Нона Норкина >>> Познакомиться с Ноной >>> Эссе
Эссе
Фантастический мой человек
Море звезд
и Луна одиночества.
Ты не думай, что это пророчество.
Просто нынче идет белый снег,
И мне грустно.
На столе твой подарок
- Шекспир.
Кровь и слезы. Любо-овь. Вдруг покажется,
Этой ночью мне что-то предскажется!
Но устал мой веселый Сатир
Верить чувству.
Я не хочу говорить
об одиночестве. Тому есть две причины.
Во-первых, я достаточно сказал о нем, когда писал о двух других художниках:
Ване и его брате Константине, муже Ноны. Хотя невозможно отрицать: одиночества
- все разные. И если говорить об одиночестве Вана, то оно эстетического характера,
более напоминающее доброе, наивное и ненавязчивое самолюбование. Одиночество
же в картинах Константина часто обретает форму сумрачной игры в прятки с собственной
душой. Мне по нраву их одиночества.
Вторая причина неожиданно проста: Нона никогда, даже в самые трудные дни своей
жизни, не была одинока. И это странно. И это правда. Недавно я подумал об
этом и подивился собственному открытию. Секрет Ноны в том, что она всегда
была и остается наполненной жизнью. Все, что происходит вокруг, имеет в ней
зоркого наблюдателя. Любое явление или проявление, будь то книга или человек,
имеют в ней, нет, не судию, но крайне отзывчивого конфидента. Скорее всего,
самой природой ей как женщине дарована способность отдавать жизненную силу,
не теряя ее. Такой способности обычно лишены мужчины; нам постоянно необходимо
доказательство собственной значимости, собственной "непреходящести",
подтверждение которой мы находим опять-таки у женщин.
Даже в самые трудные дни своей жизни - до Кости - Нона не была одинока. Может
быть, двое сыновей, а может быть, ее внезапный дар были ей подмогой. Кто знает
точно? Я знаю кое-что, но о том умолчу.
Моя ненависть - свечам.
Довольно их сгорело в стихах.
Теперь
время кромешной тьмы
Или
слепящего света.
Пора остаться наедине с собой
И с тем, о чем догадываешься,
Но что, незримое,
присутствует рядом.
Однажды я дал
зарок отказаться от слова "свеча", забыть его и никогда больше не
вспоминать. Измызгали образ пииты среднего пошиба, залапали. Все эти "свечи-плечи",
"свечи-встречи" набили оскомину. Как и "душа-шурша", "душа-хороша".
А то еще как вооружатся про церкви да купола, и ладно бы с любовью и верой,
а то ведь оттого, что больше не о чем: БАМ развалился, космос покорили, свободу
дали. Теперь вот Россию спасают. По журналам и альманахам.

СТРОКИ ДАННЫХ
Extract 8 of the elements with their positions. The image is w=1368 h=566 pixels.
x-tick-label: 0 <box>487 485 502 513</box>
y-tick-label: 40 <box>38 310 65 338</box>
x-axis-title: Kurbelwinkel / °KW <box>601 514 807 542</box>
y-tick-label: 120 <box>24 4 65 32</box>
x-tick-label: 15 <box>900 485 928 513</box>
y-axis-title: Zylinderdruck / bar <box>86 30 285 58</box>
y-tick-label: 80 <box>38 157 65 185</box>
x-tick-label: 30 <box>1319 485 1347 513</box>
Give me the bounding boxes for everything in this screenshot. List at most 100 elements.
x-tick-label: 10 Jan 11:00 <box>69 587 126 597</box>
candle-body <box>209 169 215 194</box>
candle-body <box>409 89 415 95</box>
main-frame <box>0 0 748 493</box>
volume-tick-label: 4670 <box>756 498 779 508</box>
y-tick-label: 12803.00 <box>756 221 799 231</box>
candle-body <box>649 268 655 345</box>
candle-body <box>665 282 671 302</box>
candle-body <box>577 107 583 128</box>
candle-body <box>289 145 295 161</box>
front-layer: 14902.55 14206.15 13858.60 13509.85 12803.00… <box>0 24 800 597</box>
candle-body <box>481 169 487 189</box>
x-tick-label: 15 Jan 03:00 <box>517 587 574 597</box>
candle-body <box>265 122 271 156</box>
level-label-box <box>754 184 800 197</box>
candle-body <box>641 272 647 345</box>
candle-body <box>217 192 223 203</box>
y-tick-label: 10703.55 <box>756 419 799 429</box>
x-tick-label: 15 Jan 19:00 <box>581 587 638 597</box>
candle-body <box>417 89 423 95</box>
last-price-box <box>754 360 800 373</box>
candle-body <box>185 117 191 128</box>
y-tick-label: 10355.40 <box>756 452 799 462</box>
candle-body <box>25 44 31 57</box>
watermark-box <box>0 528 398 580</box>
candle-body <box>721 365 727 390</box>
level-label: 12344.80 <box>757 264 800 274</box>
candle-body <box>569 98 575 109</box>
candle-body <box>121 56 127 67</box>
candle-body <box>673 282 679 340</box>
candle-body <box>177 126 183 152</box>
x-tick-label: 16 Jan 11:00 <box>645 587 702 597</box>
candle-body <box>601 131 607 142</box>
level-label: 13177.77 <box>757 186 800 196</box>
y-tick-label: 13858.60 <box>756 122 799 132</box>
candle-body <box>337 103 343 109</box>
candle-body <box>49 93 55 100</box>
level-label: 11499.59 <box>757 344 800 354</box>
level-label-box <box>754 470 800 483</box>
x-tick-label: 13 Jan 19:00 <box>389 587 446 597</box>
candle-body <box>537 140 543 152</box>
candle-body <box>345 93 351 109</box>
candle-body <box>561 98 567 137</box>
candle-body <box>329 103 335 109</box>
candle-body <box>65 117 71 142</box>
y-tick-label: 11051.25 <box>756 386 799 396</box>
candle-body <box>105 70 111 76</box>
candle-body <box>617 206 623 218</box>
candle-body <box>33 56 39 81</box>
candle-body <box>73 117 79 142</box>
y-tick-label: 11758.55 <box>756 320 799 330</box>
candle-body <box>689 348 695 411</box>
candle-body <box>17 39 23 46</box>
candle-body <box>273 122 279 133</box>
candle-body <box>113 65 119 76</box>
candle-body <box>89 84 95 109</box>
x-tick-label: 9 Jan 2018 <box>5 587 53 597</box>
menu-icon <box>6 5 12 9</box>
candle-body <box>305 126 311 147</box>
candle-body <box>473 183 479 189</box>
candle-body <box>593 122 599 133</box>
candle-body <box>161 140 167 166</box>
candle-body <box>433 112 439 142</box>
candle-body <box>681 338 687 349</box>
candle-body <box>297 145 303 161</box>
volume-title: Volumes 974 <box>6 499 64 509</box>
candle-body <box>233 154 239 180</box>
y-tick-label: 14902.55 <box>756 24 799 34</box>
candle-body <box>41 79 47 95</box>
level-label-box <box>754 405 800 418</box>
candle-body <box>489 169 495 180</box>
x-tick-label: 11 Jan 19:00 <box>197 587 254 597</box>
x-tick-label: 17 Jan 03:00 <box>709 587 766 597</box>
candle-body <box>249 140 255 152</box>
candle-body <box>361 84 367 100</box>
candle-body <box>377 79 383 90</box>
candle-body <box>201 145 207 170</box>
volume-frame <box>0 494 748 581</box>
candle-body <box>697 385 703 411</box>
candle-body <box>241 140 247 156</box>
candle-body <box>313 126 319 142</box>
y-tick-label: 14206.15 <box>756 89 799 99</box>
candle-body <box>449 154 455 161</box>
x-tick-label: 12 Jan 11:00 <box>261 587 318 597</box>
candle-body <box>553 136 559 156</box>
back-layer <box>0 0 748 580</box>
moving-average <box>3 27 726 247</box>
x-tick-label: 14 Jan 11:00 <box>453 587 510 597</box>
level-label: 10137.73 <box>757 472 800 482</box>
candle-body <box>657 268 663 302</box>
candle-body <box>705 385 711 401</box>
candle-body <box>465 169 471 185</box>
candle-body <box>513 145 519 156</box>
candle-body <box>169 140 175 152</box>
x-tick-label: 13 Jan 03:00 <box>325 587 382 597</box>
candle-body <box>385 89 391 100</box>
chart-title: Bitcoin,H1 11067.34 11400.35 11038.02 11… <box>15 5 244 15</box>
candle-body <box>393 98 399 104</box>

ЗАДАНИЕ
Кем эссе называет Константина по отношению к Ноне? Строки здесь ни при чем.

ОЖИДАЕМЫЙ ОТВЕТ
Ее мужем.